◆ Aim ◆
Find and copy lines holding "知识点小结".

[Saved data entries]

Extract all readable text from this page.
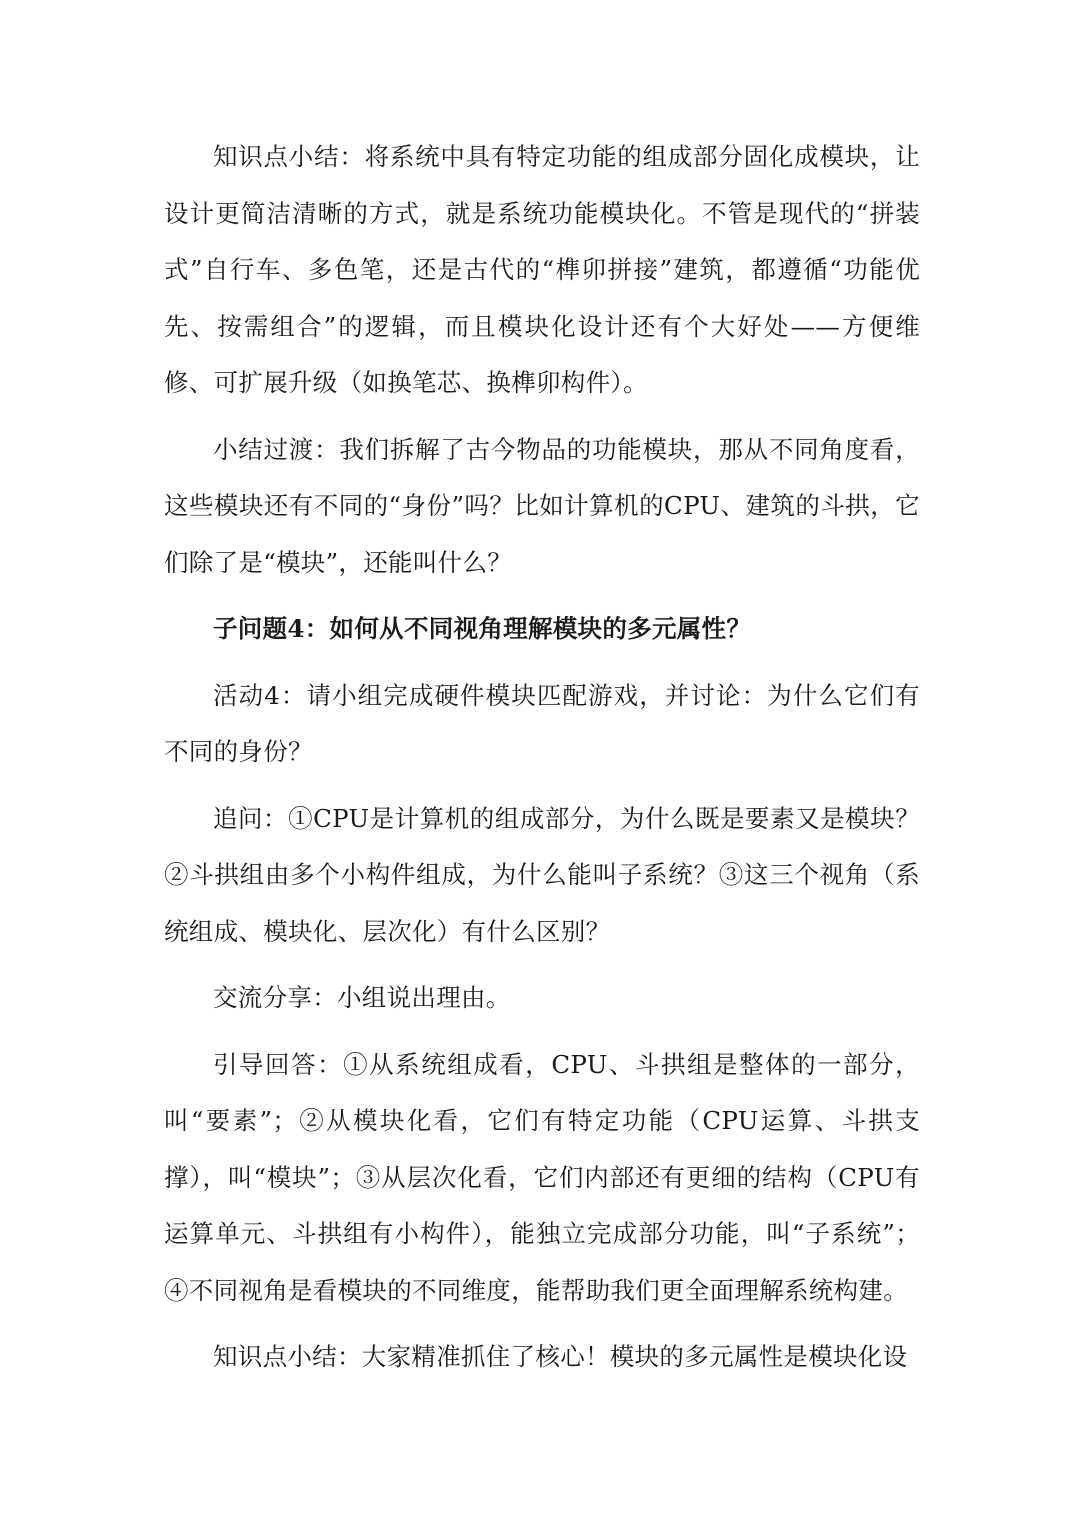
知识点小结：将系统中具有特定功能的组成部分固化成模块，让设计更简洁清晰的方式，就是系统功能模块化。不管是现代的“拼装式”自行车、多色笔，还是古代的“榫卯拼接”建筑，都遵循“功能优先、按需组合”的逻辑，而且模块化设计还有个大好处——方便维修、可扩展升级（如换笔芯、换榫卯构件）。

小结过渡：我们拆解了古今物品的功能模块，那从不同角度看，这些模块还有不同的“身份”吗？比如计算机的CPU、建筑的斗拱，它们除了是“模块”，还能叫什么？

子问题4：如何从不同视角理解模块的多元属性？

活动4：请小组完成硬件模块匹配游戏，并讨论：为什么它们有不同的身份？

追问：①CPU是计算机的组成部分，为什么既是要素又是模块？②斗拱组由多个小构件组成，为什么能叫子系统？③这三个视角（系统组成、模块化、层次化）有什么区别？

交流分享：小组说出理由。

引导回答：①从系统组成看，CPU、斗拱组是整体的一部分，叫“要素”；②从模块化看，它们有特定功能（CPU运算、斗拱支撑），叫“模块”；③从层次化看，它们内部还有更细的结构（CPU有运算单元、斗拱组有小构件），能独立完成部分功能，叫“子系统”；④不同视角是看模块的不同维度，能帮助我们更全面理解系统构建。

知识点小结：大家精准抓住了核心！模块的多元属性是模块化设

◆ Result for this exercise ◆
知识点小结：将系统中具有特定功能的组成部分固化成模块，让设计更简洁清晰的方式，就是系统功能模块化。不管是现代的“拼装式”自行车、多色笔，还是古代的“榫卯拼接”建筑，都遵循“功能优先、按需组合”的逻辑，而且模块化设计还有个大好处——方便维修、可扩展升级（如换笔芯、换榫卯构件）。
知识点小结：大家精准抓住了核心！模块的多元属性是模块化设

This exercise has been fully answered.